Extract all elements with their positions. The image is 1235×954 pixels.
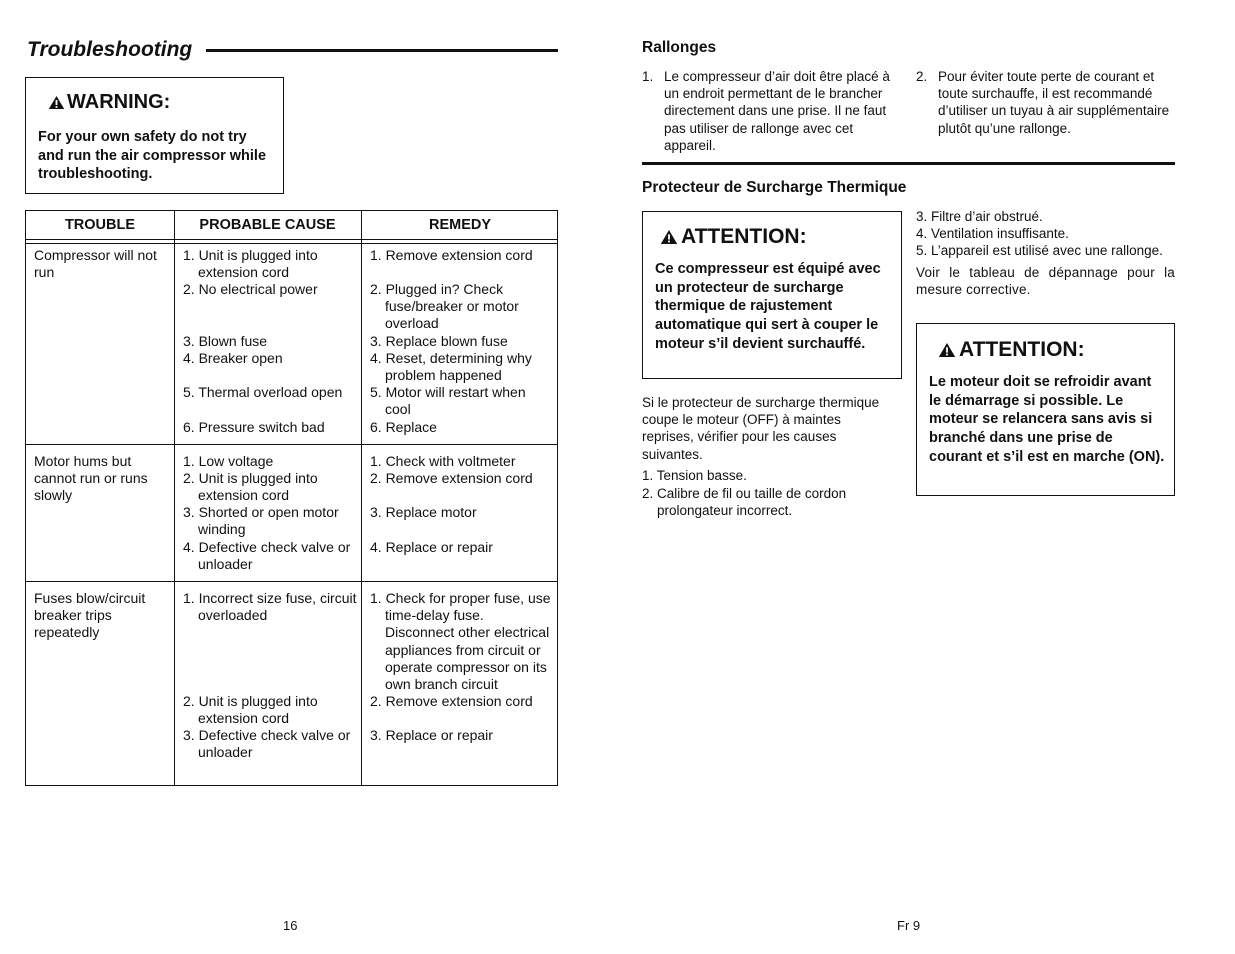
rallonges-heading: Rallonges: [642, 39, 717, 56]
attention-text: Ce compresseur est équipé avec un protecteur de surcharge thermique de rajustement automatique qui sert à couper le moteur s’il devient surchauffé.: [655, 261, 881, 352]
protecteur-heading: Protecteur de Surcharge Thermique: [642, 179, 907, 196]
cause-item: 3. Blown fuse: [183, 333, 268, 349]
cause-list-item: 5. L’appareil est utilisé avec une rallonge.: [916, 243, 1163, 258]
cause-item: 1. Unit is plugged into extension cord: [183, 247, 318, 281]
warning-label: WARNING:: [67, 91, 171, 113]
rallonges-item-text: Le compresseur d’air doit être placé à un endroit permettant de le brancher directement dans une prise. Il ne faut pas utiliser de rallonge avec cet appareil.: [664, 69, 890, 153]
cause-list-item: 2. Calibre de fil ou taille de cordon prolongateur incorrect.: [642, 486, 847, 519]
row-divider: [26, 581, 557, 582]
remedy-item: 1. Check for proper fuse, use time-delay fuse. Disconnect other electrical appliances from circuit or operate compressor on its own branch circuit: [370, 590, 551, 693]
remedy-item: 2. Remove extension cord: [370, 693, 533, 709]
warning-triangle-icon: [48, 95, 65, 110]
cause-item: 2. No electrical power: [183, 281, 318, 297]
remedy-item: 2. Remove extension cord: [370, 470, 533, 486]
list-number: 2.: [916, 69, 928, 84]
cause-item: 1. Low voltage: [183, 453, 274, 469]
cause-list-item: 4. Ventilation insuffisante.: [916, 226, 1069, 241]
header-trouble: TROUBLE: [64, 217, 136, 233]
attention-box: [916, 323, 1175, 496]
cause-item: 6. Pressure switch bad: [183, 419, 325, 435]
page-number: 16: [283, 918, 298, 933]
header-remedy: REMEDY: [428, 217, 492, 233]
remedy-item: 5. Motor will restart when cool: [370, 384, 526, 418]
column-divider: [361, 211, 362, 785]
page-number: Fr 9: [897, 918, 921, 933]
cause-item: 2. Unit is plugged into extension cord: [183, 693, 318, 727]
attention-heading: [938, 337, 1162, 363]
remedy-item: 4. Replace or repair: [370, 539, 493, 555]
column-divider: [174, 211, 175, 785]
page-title: Troubleshooting: [27, 38, 193, 61]
rallonges-item-text: Pour éviter toute perte de courant et toute surchauffe, il est recommandé d’utiliser un tuyau à air supplémentaire plutôt qu’une rallonge.: [938, 69, 1170, 136]
warning-triangle-icon: [938, 342, 956, 358]
cause-item: 1. Incorrect size fuse, circuit overloaded: [183, 590, 357, 624]
attention-label: ATTENTION:: [959, 338, 1085, 361]
cause-item: 3. Shorted or open motor winding: [183, 504, 339, 538]
cause-item: 3. Defective check valve or unloader: [183, 727, 351, 761]
trouble-cell: Compressor will not run: [34, 247, 157, 281]
attention-heading: [660, 224, 889, 250]
cause-item: 4. Defective check valve or unloader: [183, 539, 351, 573]
troubleshooting-table: [25, 210, 558, 786]
remedy-item: 3. Replace motor: [370, 504, 477, 520]
warning-box: [25, 77, 284, 194]
warning-heading: [48, 90, 271, 114]
cause-list-item: 3. Filtre d’air obstrué.: [916, 209, 1043, 224]
remedy-item: 1. Remove extension cord: [370, 247, 533, 263]
cause-item: 4. Breaker open: [183, 350, 283, 366]
cause-item: 2. Unit is plugged into extension cord: [183, 470, 318, 504]
corrective-note: Voir le tableau de dépannage pour la mesure corrective.: [916, 265, 1175, 298]
remedy-item: 6. Replace: [370, 419, 437, 435]
rallonges-item: [916, 68, 1170, 137]
protecteur-intro: Si le protecteur de surcharge thermique coupe le moteur (OFF) à maintes reprises, vérifier pour les causes suivantes.: [642, 395, 880, 462]
row-divider: [26, 444, 557, 445]
remedy-item: 4. Reset, determining why problem happened: [370, 350, 532, 384]
title-rule: [206, 49, 558, 52]
trouble-cell: Fuses blow/circuit breaker trips repeatedly: [34, 590, 146, 641]
attention-label: ATTENTION:: [681, 225, 807, 248]
trouble-cell: Motor hums but cannot run or runs slowly: [34, 453, 148, 504]
cause-list-item: 1. Tension basse.: [642, 468, 747, 483]
remedy-item: 3. Replace blown fuse: [370, 333, 508, 349]
remedy-item: 2. Plugged in? Check fuse/breaker or motor overload: [370, 281, 519, 332]
cause-item: 5. Thermal overload open: [183, 384, 343, 400]
remedy-item: 1. Check with voltmeter: [370, 453, 516, 469]
table-header-double-rule: [26, 243, 557, 244]
section-rule: [642, 162, 1175, 165]
header-probable-cause: PROBABLE CAUSE: [199, 217, 336, 233]
list-number: 1.: [642, 69, 654, 84]
warning-text: For your own safety do not try and run the air compressor while troubleshooting.: [38, 129, 267, 182]
rallonges-item: [642, 68, 904, 154]
attention-box: [642, 211, 902, 379]
warning-triangle-icon: [660, 229, 678, 245]
attention-text: Le moteur doit se refroidir avant le démarrage si possible. Le moteur se relancera sans avis si branché dans une prise de courant et s’il est en marche (ON).: [929, 374, 1165, 465]
remedy-item: 3. Replace or repair: [370, 727, 493, 743]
•••••
→ **Short problem**
Reproduce without alteration the part of the lines that opens with the line containing "rallonges-heading: Rallonges: [642, 39, 717, 56]" and closes with the line containing "attention-text: Ce compresseur", including both.

→ **Solution to this problem**
rallonges-heading: Rallonges: [642, 39, 717, 56]
attention-text: Ce compresseur est équipé avec un protecteur de surcharge thermique de rajustement automatique qui sert à couper le moteur s’il devient surchauffé.: [655, 261, 881, 352]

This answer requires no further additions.